Stored entries:

......

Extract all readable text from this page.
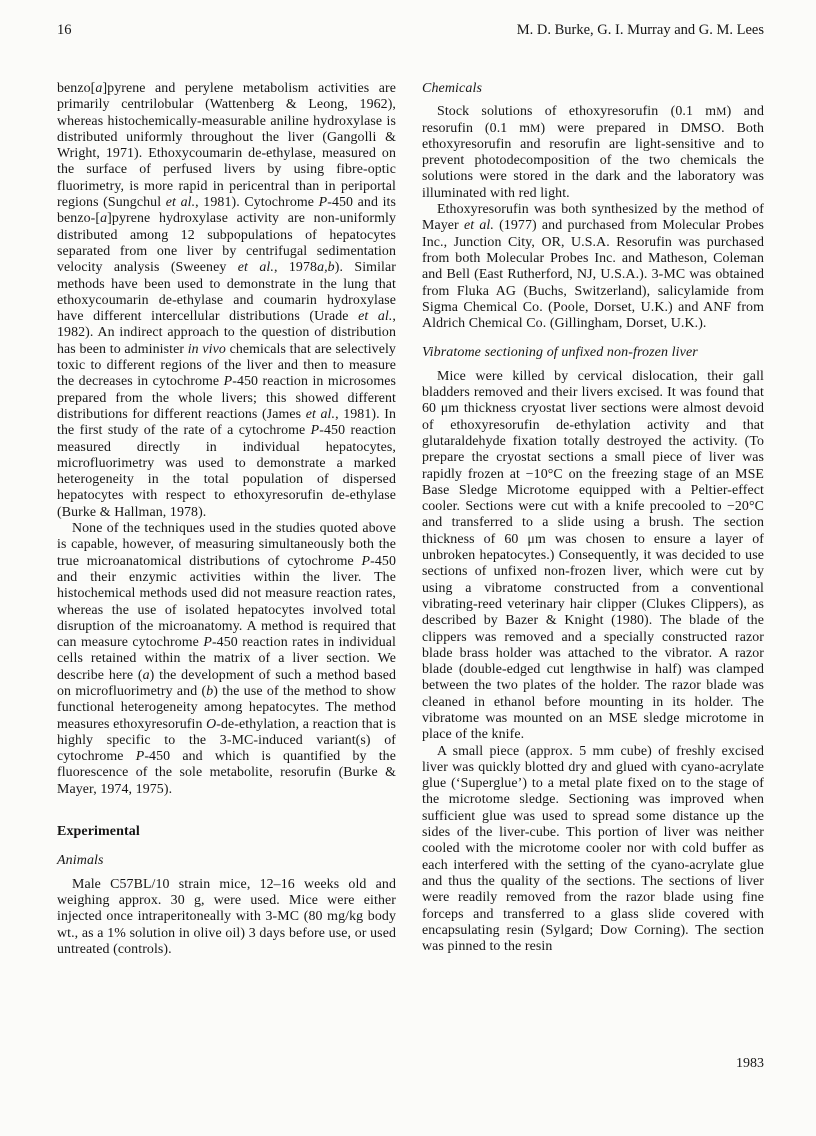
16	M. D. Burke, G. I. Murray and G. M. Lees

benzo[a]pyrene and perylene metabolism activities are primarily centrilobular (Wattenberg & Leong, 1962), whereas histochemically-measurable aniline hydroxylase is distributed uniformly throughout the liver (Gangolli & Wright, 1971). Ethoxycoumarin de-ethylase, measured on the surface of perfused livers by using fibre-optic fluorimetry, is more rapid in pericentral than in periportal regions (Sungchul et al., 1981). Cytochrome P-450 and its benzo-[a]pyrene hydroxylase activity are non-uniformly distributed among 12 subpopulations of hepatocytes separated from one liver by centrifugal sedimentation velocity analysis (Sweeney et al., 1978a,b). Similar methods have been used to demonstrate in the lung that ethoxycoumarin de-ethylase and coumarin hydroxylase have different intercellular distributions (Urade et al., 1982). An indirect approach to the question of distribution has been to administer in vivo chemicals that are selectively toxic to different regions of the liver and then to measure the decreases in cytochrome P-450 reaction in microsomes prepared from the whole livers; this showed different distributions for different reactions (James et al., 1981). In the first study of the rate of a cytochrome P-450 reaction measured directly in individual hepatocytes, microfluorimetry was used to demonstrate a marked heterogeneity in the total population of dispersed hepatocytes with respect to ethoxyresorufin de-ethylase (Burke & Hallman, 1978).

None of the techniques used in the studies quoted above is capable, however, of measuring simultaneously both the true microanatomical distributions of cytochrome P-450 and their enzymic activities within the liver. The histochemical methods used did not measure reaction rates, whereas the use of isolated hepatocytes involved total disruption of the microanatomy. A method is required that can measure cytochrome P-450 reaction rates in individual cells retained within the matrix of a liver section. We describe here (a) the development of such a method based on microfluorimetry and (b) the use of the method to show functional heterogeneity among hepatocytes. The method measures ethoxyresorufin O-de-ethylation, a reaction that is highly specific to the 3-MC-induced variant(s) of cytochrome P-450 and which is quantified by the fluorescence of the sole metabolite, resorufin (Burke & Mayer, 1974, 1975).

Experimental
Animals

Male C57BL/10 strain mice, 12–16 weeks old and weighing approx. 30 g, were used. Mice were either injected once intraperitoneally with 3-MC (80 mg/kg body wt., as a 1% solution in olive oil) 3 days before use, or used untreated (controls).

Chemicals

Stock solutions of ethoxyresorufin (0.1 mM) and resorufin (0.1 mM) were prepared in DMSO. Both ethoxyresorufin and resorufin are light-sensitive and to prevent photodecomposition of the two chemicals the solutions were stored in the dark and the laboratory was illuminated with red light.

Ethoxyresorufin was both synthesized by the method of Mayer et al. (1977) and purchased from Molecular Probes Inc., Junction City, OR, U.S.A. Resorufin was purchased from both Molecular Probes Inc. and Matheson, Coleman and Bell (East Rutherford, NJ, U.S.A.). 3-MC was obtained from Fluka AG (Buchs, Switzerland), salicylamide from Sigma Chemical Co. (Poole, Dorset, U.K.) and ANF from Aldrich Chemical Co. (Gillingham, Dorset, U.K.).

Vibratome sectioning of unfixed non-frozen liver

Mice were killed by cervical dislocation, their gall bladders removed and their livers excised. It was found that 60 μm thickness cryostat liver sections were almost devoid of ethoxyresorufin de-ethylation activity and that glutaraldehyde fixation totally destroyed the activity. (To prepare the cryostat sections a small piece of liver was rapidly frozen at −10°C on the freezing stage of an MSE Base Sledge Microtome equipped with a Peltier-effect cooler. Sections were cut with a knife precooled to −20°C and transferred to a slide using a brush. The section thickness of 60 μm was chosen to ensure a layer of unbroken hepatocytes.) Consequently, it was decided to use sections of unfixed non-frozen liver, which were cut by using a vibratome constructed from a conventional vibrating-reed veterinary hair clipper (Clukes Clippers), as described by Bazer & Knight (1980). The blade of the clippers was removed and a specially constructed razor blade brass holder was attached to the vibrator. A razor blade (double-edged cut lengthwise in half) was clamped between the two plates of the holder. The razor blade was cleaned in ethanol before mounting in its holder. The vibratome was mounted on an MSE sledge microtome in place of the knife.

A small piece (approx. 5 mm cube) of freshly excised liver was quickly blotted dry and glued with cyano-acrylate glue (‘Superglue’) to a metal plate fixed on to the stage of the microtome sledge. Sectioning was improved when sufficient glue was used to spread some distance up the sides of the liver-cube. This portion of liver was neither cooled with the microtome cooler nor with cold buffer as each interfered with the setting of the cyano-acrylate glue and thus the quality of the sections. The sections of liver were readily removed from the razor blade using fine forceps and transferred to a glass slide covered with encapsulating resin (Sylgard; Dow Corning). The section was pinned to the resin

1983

......

BRIEF:
Give the data again exactly as written, with no pictures included.

RESPONSE TO THIS EXERCISE:
Extract all readable text from this page.
16	M. D. Burke, G. I. Murray and G. M. Lees

benzo[a]pyrene and perylene metabolism activities are primarily centrilobular (Wattenberg & Leong, 1962), whereas histochemically-measurable aniline hydroxylase is distributed uniformly throughout the liver (Gangolli & Wright, 1971). Ethoxycoumarin de-ethylase, measured on the surface of perfused livers by using fibre-optic fluorimetry, is more rapid in pericentral than in periportal regions (Sungchul et al., 1981). Cytochrome P-450 and its benzo-[a]pyrene hydroxylase activity are non-uniformly distributed among 12 subpopulations of hepatocytes separated from one liver by centrifugal sedimentation velocity analysis (Sweeney et al., 1978a,b). Similar methods have been used to demonstrate in the lung that ethoxycoumarin de-ethylase and coumarin hydroxylase have different intercellular distributions (Urade et al., 1982). An indirect approach to the question of distribution has been to administer in vivo chemicals that are selectively toxic to different regions of the liver and then to measure the decreases in cytochrome P-450 reaction in microsomes prepared from the whole livers; this showed different distributions for different reactions (James et al., 1981). In the first study of the rate of a cytochrome P-450 reaction measured directly in individual hepatocytes, microfluorimetry was used to demonstrate a marked heterogeneity in the total population of dispersed hepatocytes with respect to ethoxyresorufin de-ethylase (Burke & Hallman, 1978).

None of the techniques used in the studies quoted above is capable, however, of measuring simultaneously both the true microanatomical distributions of cytochrome P-450 and their enzymic activities within the liver. The histochemical methods used did not measure reaction rates, whereas the use of isolated hepatocytes involved total disruption of the microanatomy. A method is required that can measure cytochrome P-450 reaction rates in individual cells retained within the matrix of a liver section. We describe here (a) the development of such a method based on microfluorimetry and (b) the use of the method to show functional heterogeneity among hepatocytes. The method measures ethoxyresorufin O-de-ethylation, a reaction that is highly specific to the 3-MC-induced variant(s) of cytochrome P-450 and which is quantified by the fluorescence of the sole metabolite, resorufin (Burke & Mayer, 1974, 1975).

Experimental
Animals

Male C57BL/10 strain mice, 12–16 weeks old and weighing approx. 30 g, were used. Mice were either injected once intraperitoneally with 3-MC (80 mg/kg body wt., as a 1% solution in olive oil) 3 days before use, or used untreated (controls).

Chemicals

Stock solutions of ethoxyresorufin (0.1 mM) and resorufin (0.1 mM) were prepared in DMSO. Both ethoxyresorufin and resorufin are light-sensitive and to prevent photodecomposition of the two chemicals the solutions were stored in the dark and the laboratory was illuminated with red light.

Ethoxyresorufin was both synthesized by the method of Mayer et al. (1977) and purchased from Molecular Probes Inc., Junction City, OR, U.S.A. Resorufin was purchased from both Molecular Probes Inc. and Matheson, Coleman and Bell (East Rutherford, NJ, U.S.A.). 3-MC was obtained from Fluka AG (Buchs, Switzerland), salicylamide from Sigma Chemical Co. (Poole, Dorset, U.K.) and ANF from Aldrich Chemical Co. (Gillingham, Dorset, U.K.).

Vibratome sectioning of unfixed non-frozen liver

Mice were killed by cervical dislocation, their gall bladders removed and their livers excised. It was found that 60 μm thickness cryostat liver sections were almost devoid of ethoxyresorufin de-ethylation activity and that glutaraldehyde fixation totally destroyed the activity. (To prepare the cryostat sections a small piece of liver was rapidly frozen at −10°C on the freezing stage of an MSE Base Sledge Microtome equipped with a Peltier-effect cooler. Sections were cut with a knife precooled to −20°C and transferred to a slide using a brush. The section thickness of 60 μm was chosen to ensure a layer of unbroken hepatocytes.) Consequently, it was decided to use sections of unfixed non-frozen liver, which were cut by using a vibratome constructed from a conventional vibrating-reed veterinary hair clipper (Clukes Clippers), as described by Bazer & Knight (1980). The blade of the clippers was removed and a specially constructed razor blade brass holder was attached to the vibrator. A razor blade (double-edged cut lengthwise in half) was clamped between the two plates of the holder. The razor blade was cleaned in ethanol before mounting in its holder. The vibratome was mounted on an MSE sledge microtome in place of the knife.

A small piece (approx. 5 mm cube) of freshly excised liver was quickly blotted dry and glued with cyano-acrylate glue (‘Superglue’) to a metal plate fixed on to the stage of the microtome sledge. Sectioning was improved when sufficient glue was used to spread some distance up the sides of the liver-cube. This portion of liver was neither cooled with the microtome cooler nor with cold buffer as each interfered with the setting of the cyano-acrylate glue and thus the quality of the sections. The sections of liver were readily removed from the razor blade using fine forceps and transferred to a glass slide covered with encapsulating resin (Sylgard; Dow Corning). The section was pinned to the resin

1983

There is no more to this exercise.